-- START --
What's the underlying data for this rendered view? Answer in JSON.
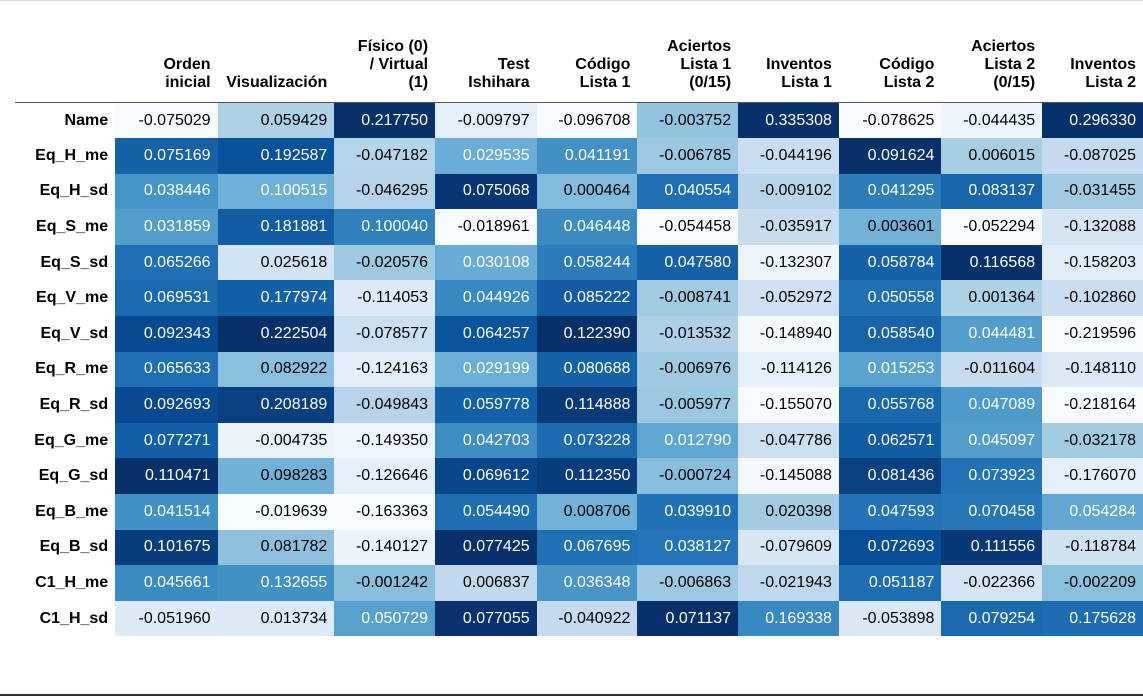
{
  "columns": [
    "Orden\ninicial",
    "Visualización",
    "Físico (0)\n/ Virtual\n(1)",
    "Test\nIshihara",
    "Código\nLista 1",
    "Aciertos\nLista 1\n(0/15)",
    "Inventos\nLista 1",
    "Código\nLista 2",
    "Aciertos\nLista 2\n(0/15)",
    "Inventos\nLista 2"
  ],
  "rows": [
    {
      "label": "Name",
      "values": [
        "-0.075029",
        "0.059429",
        "0.217750",
        "-0.009797",
        "-0.096708",
        "-0.003752",
        "0.335308",
        "-0.078625",
        "-0.044435",
        "0.296330"
      ]
    },
    {
      "label": "Eq_H_me",
      "values": [
        "0.075169",
        "0.192587",
        "-0.047182",
        "0.029535",
        "0.041191",
        "-0.006785",
        "-0.044196",
        "0.091624",
        "0.006015",
        "-0.087025"
      ]
    },
    {
      "label": "Eq_H_sd",
      "values": [
        "0.038446",
        "0.100515",
        "-0.046295",
        "0.075068",
        "0.000464",
        "0.040554",
        "-0.009102",
        "0.041295",
        "0.083137",
        "-0.031455"
      ]
    },
    {
      "label": "Eq_S_me",
      "values": [
        "0.031859",
        "0.181881",
        "0.100040",
        "-0.018961",
        "0.046448",
        "-0.054458",
        "-0.035917",
        "0.003601",
        "-0.052294",
        "-0.132088"
      ]
    },
    {
      "label": "Eq_S_sd",
      "values": [
        "0.065266",
        "0.025618",
        "-0.020576",
        "0.030108",
        "0.058244",
        "0.047580",
        "-0.132307",
        "0.058784",
        "0.116568",
        "-0.158203"
      ]
    },
    {
      "label": "Eq_V_me",
      "values": [
        "0.069531",
        "0.177974",
        "-0.114053",
        "0.044926",
        "0.085222",
        "-0.008741",
        "-0.052972",
        "0.050558",
        "0.001364",
        "-0.102860"
      ]
    },
    {
      "label": "Eq_V_sd",
      "values": [
        "0.092343",
        "0.222504",
        "-0.078577",
        "0.064257",
        "0.122390",
        "-0.013532",
        "-0.148940",
        "0.058540",
        "0.044481",
        "-0.219596"
      ]
    },
    {
      "label": "Eq_R_me",
      "values": [
        "0.065633",
        "0.082922",
        "-0.124163",
        "0.029199",
        "0.080688",
        "-0.006976",
        "-0.114126",
        "0.015253",
        "-0.011604",
        "-0.148110"
      ]
    },
    {
      "label": "Eq_R_sd",
      "values": [
        "0.092693",
        "0.208189",
        "-0.049843",
        "0.059778",
        "0.114888",
        "-0.005977",
        "-0.155070",
        "0.055768",
        "0.047089",
        "-0.218164"
      ]
    },
    {
      "label": "Eq_G_me",
      "values": [
        "0.077271",
        "-0.004735",
        "-0.149350",
        "0.042703",
        "0.073228",
        "0.012790",
        "-0.047786",
        "0.062571",
        "0.045097",
        "-0.032178"
      ]
    },
    {
      "label": "Eq_G_sd",
      "values": [
        "0.110471",
        "0.098283",
        "-0.126646",
        "0.069612",
        "0.112350",
        "-0.000724",
        "-0.145088",
        "0.081436",
        "0.073923",
        "-0.176070"
      ]
    },
    {
      "label": "Eq_B_me",
      "values": [
        "0.041514",
        "-0.019639",
        "-0.163363",
        "0.054490",
        "0.008706",
        "0.039910",
        "0.020398",
        "0.047593",
        "0.070458",
        "0.054284"
      ]
    },
    {
      "label": "Eq_B_sd",
      "values": [
        "0.101675",
        "0.081782",
        "-0.140127",
        "0.077425",
        "0.067695",
        "0.038127",
        "-0.079609",
        "0.072693",
        "0.111556",
        "-0.118784"
      ]
    },
    {
      "label": "C1_H_me",
      "values": [
        "0.045661",
        "0.132655",
        "-0.001242",
        "0.006837",
        "0.036348",
        "-0.006863",
        "-0.021943",
        "0.051187",
        "-0.022366",
        "-0.002209"
      ]
    },
    {
      "label": "C1_H_sd",
      "values": [
        "-0.051960",
        "0.013734",
        "0.050729",
        "0.077055",
        "-0.040922",
        "0.071137",
        "0.169338",
        "-0.053898",
        "0.079254",
        "0.175628"
      ]
    }
  ],
  "colormap": {
    "name": "Blues",
    "low": "#f7fbff",
    "high": "#08306b",
    "text_light": "#ffffff",
    "text_dark": "#000000"
  }
}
-- END --
[WHAT IS REQUIRED]: Scan the lines for the string "Inventos". Copy out each line that matches.

[RESPONSE TO THIS TASK]:
    "Inventos\nLista 1",
    "Inventos\nLista 2"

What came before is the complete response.